[Records that describe figures]
^^^^^^^^

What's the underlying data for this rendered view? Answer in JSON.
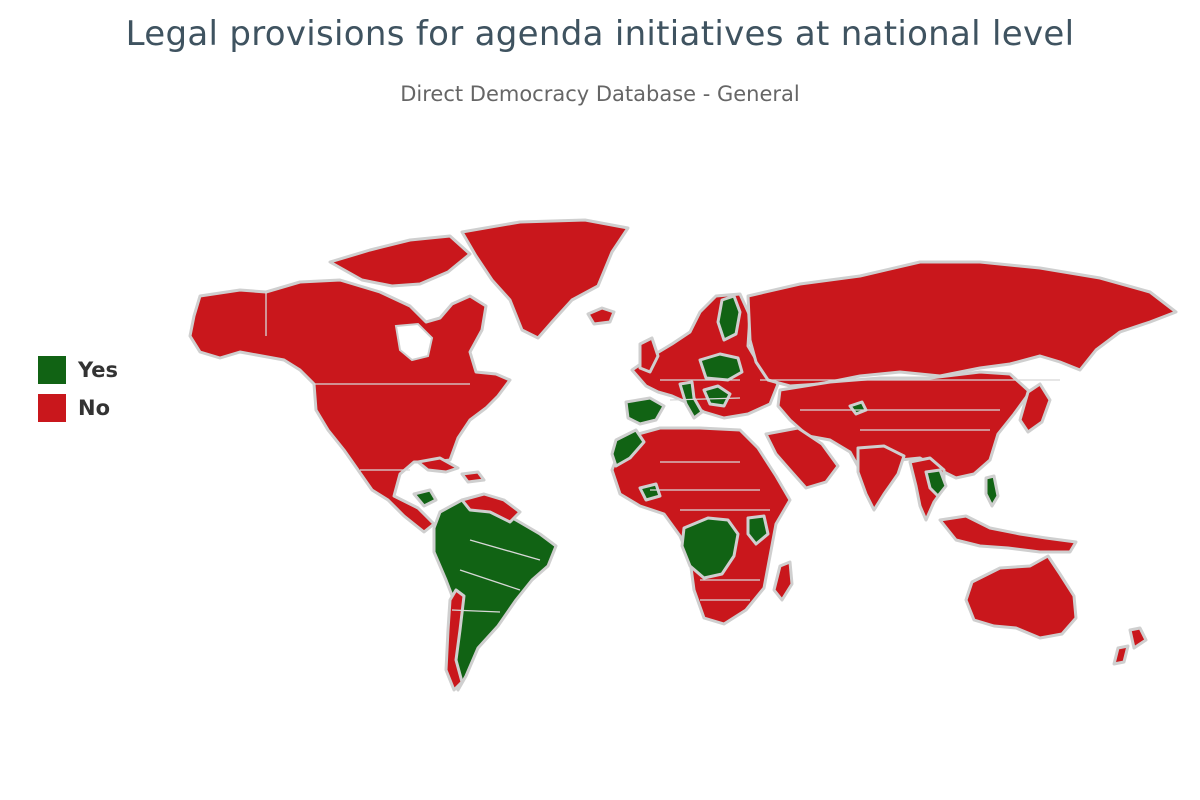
{
  "title": "Legal provisions for agenda initiatives at national level",
  "subtitle": "Direct Democracy Database - General",
  "legend": {
    "items": [
      {
        "label": "Yes",
        "color": "#116314"
      },
      {
        "label": "No",
        "color": "#c9171c"
      }
    ]
  },
  "map": {
    "background": "#ffffff",
    "border_color": "#d0d0d0",
    "yes_color": "#116314",
    "no_color": "#c9171c"
  }
}
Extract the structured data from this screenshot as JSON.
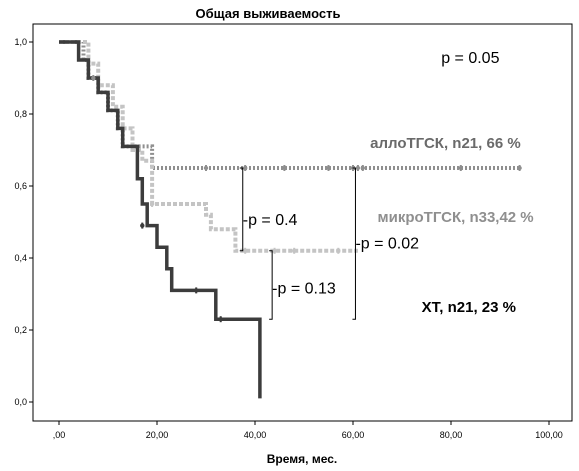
{
  "chart_data": {
    "type": "line",
    "subtype": "kaplan-meier",
    "title": "Общая выживаемость",
    "xlabel": "Время, мес.",
    "ylabel": "",
    "xlim": [
      0,
      100
    ],
    "ylim": [
      0,
      1
    ],
    "x_ticks": [
      0,
      20,
      40,
      60,
      80,
      100
    ],
    "x_tick_labels": [
      ",00",
      "20,00",
      "40,00",
      "60,00",
      "80,00",
      "100,00"
    ],
    "y_ticks": [
      0,
      0.2,
      0.4,
      0.6,
      0.8,
      1.0
    ],
    "y_tick_labels": [
      "0,0",
      "0,2",
      "0,4",
      "0,6",
      "0,8",
      "1,0"
    ],
    "grid": false,
    "series": [
      {
        "name": "аллоТГСК, n21, 66 %",
        "color": "#8f8f8f",
        "dash": "dotted",
        "steps": [
          [
            0,
            1.0
          ],
          [
            5,
            1.0
          ],
          [
            5,
            0.95
          ],
          [
            6,
            0.95
          ],
          [
            6,
            0.9
          ],
          [
            8,
            0.9
          ],
          [
            8,
            0.86
          ],
          [
            10,
            0.86
          ],
          [
            10,
            0.81
          ],
          [
            12,
            0.81
          ],
          [
            12,
            0.76
          ],
          [
            13,
            0.76
          ],
          [
            13,
            0.71
          ],
          [
            19,
            0.71
          ],
          [
            19,
            0.65
          ],
          [
            94,
            0.65
          ]
        ],
        "censored": [
          [
            7,
            0.9
          ],
          [
            30,
            0.65
          ],
          [
            38,
            0.65
          ],
          [
            46,
            0.65
          ],
          [
            55,
            0.65
          ],
          [
            60,
            0.65
          ],
          [
            61,
            0.65
          ],
          [
            62,
            0.65
          ],
          [
            82,
            0.65
          ],
          [
            94,
            0.65
          ]
        ]
      },
      {
        "name": "микроТГСК, n33,42 %",
        "color": "#c4c4c4",
        "dash": "dashed",
        "steps": [
          [
            0,
            1.0
          ],
          [
            6,
            1.0
          ],
          [
            6,
            0.94
          ],
          [
            8,
            0.94
          ],
          [
            8,
            0.88
          ],
          [
            11,
            0.88
          ],
          [
            11,
            0.82
          ],
          [
            13,
            0.82
          ],
          [
            13,
            0.76
          ],
          [
            15,
            0.76
          ],
          [
            15,
            0.7
          ],
          [
            17,
            0.7
          ],
          [
            17,
            0.67
          ],
          [
            19,
            0.67
          ],
          [
            19,
            0.55
          ],
          [
            30,
            0.55
          ],
          [
            30,
            0.52
          ],
          [
            31,
            0.52
          ],
          [
            31,
            0.48
          ],
          [
            36,
            0.48
          ],
          [
            36,
            0.42
          ],
          [
            61,
            0.42
          ]
        ],
        "censored": [
          [
            19,
            0.55
          ],
          [
            38,
            0.42
          ],
          [
            44,
            0.42
          ],
          [
            48,
            0.42
          ],
          [
            57,
            0.42
          ]
        ]
      },
      {
        "name": "ХТ, n21, 23 %",
        "color": "#3c3c3c",
        "dash": "solid",
        "steps": [
          [
            0,
            1.0
          ],
          [
            4,
            1.0
          ],
          [
            4,
            0.95
          ],
          [
            6,
            0.95
          ],
          [
            6,
            0.9
          ],
          [
            8,
            0.9
          ],
          [
            8,
            0.86
          ],
          [
            10,
            0.86
          ],
          [
            10,
            0.81
          ],
          [
            12,
            0.81
          ],
          [
            12,
            0.76
          ],
          [
            13,
            0.76
          ],
          [
            13,
            0.71
          ],
          [
            16,
            0.71
          ],
          [
            16,
            0.62
          ],
          [
            17,
            0.62
          ],
          [
            17,
            0.55
          ],
          [
            18,
            0.55
          ],
          [
            18,
            0.49
          ],
          [
            20,
            0.49
          ],
          [
            20,
            0.43
          ],
          [
            22,
            0.43
          ],
          [
            22,
            0.37
          ],
          [
            23,
            0.37
          ],
          [
            23,
            0.31
          ],
          [
            32,
            0.31
          ],
          [
            32,
            0.23
          ],
          [
            41,
            0.23
          ],
          [
            41,
            0.01
          ]
        ],
        "censored": [
          [
            17,
            0.49
          ],
          [
            28,
            0.31
          ],
          [
            33,
            0.23
          ]
        ]
      }
    ],
    "annotations": [
      {
        "text": "p = 0.05",
        "x": 78,
        "y": 0.955
      },
      {
        "text": "-p = 0.4",
        "x": 37.5,
        "y": 0.505
      },
      {
        "text": "-p = 0.02",
        "x": 60.5,
        "y": 0.44
      },
      {
        "text": "-p = 0.13",
        "x": 43.5,
        "y": 0.315
      }
    ],
    "brackets": [
      {
        "x": 37.5,
        "y_top": 0.65,
        "y_bottom": 0.42
      },
      {
        "x": 60.5,
        "y_top": 0.65,
        "y_bottom": 0.23
      },
      {
        "x": 43.5,
        "y_top": 0.42,
        "y_bottom": 0.23
      }
    ],
    "series_labels": [
      {
        "series": 0,
        "x": 63.5,
        "y": 0.705
      },
      {
        "series": 1,
        "x": 65,
        "y": 0.5
      },
      {
        "series": 2,
        "x": 74,
        "y": 0.25
      }
    ]
  }
}
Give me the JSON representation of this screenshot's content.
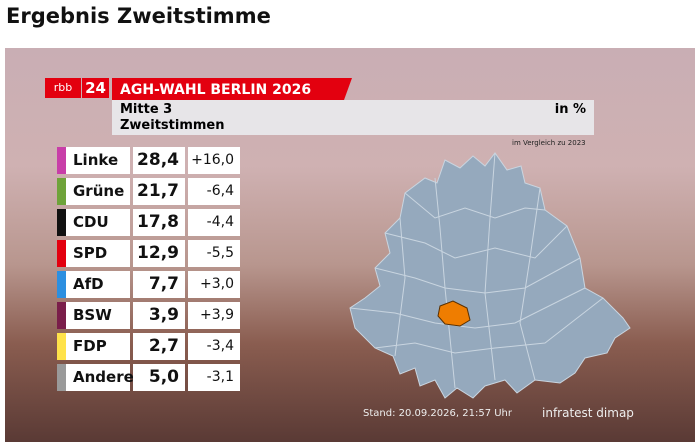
{
  "header": {
    "title": "Ergebnis Zweitstimme"
  },
  "graphic": {
    "brand": "rbb",
    "channel": "24",
    "title": "AGH-WAHL BERLIN 2026",
    "district": "Mitte 3",
    "unit": "in %",
    "ballot": "Zweitstimmen",
    "comparison": "im Vergleich zu 2023",
    "table": {
      "rows": [
        {
          "party": "Linke",
          "color": "#c83ea8",
          "share": "28,4",
          "change": "+16,0"
        },
        {
          "party": "Grüne",
          "color": "#6fa33a",
          "share": "21,7",
          "change": "-6,4"
        },
        {
          "party": "CDU",
          "color": "#111111",
          "share": "17,8",
          "change": "-4,4"
        },
        {
          "party": "SPD",
          "color": "#e3000f",
          "share": "12,9",
          "change": "-5,5"
        },
        {
          "party": "AfD",
          "color": "#2c8fe0",
          "share": "7,7",
          "change": "+3,0"
        },
        {
          "party": "BSW",
          "color": "#7a1e4a",
          "share": "3,9",
          "change": "+3,9"
        },
        {
          "party": "FDP",
          "color": "#ffe24a",
          "share": "2,7",
          "change": "-3,4"
        },
        {
          "party": "Andere",
          "color": "#9a9a9a",
          "share": "5,0",
          "change": "-3,1"
        }
      ]
    },
    "footer": {
      "timestamp": "Stand: 20.09.2026, 21:57 Uhr",
      "source": "infratest dimap"
    }
  }
}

^^^^^^^^

*WHAT THE TASK ASKS*. Of the lines in the material, how many contain the word "JSON"? Reply with the number and nothing else.

*TASK RESPONSE*. 3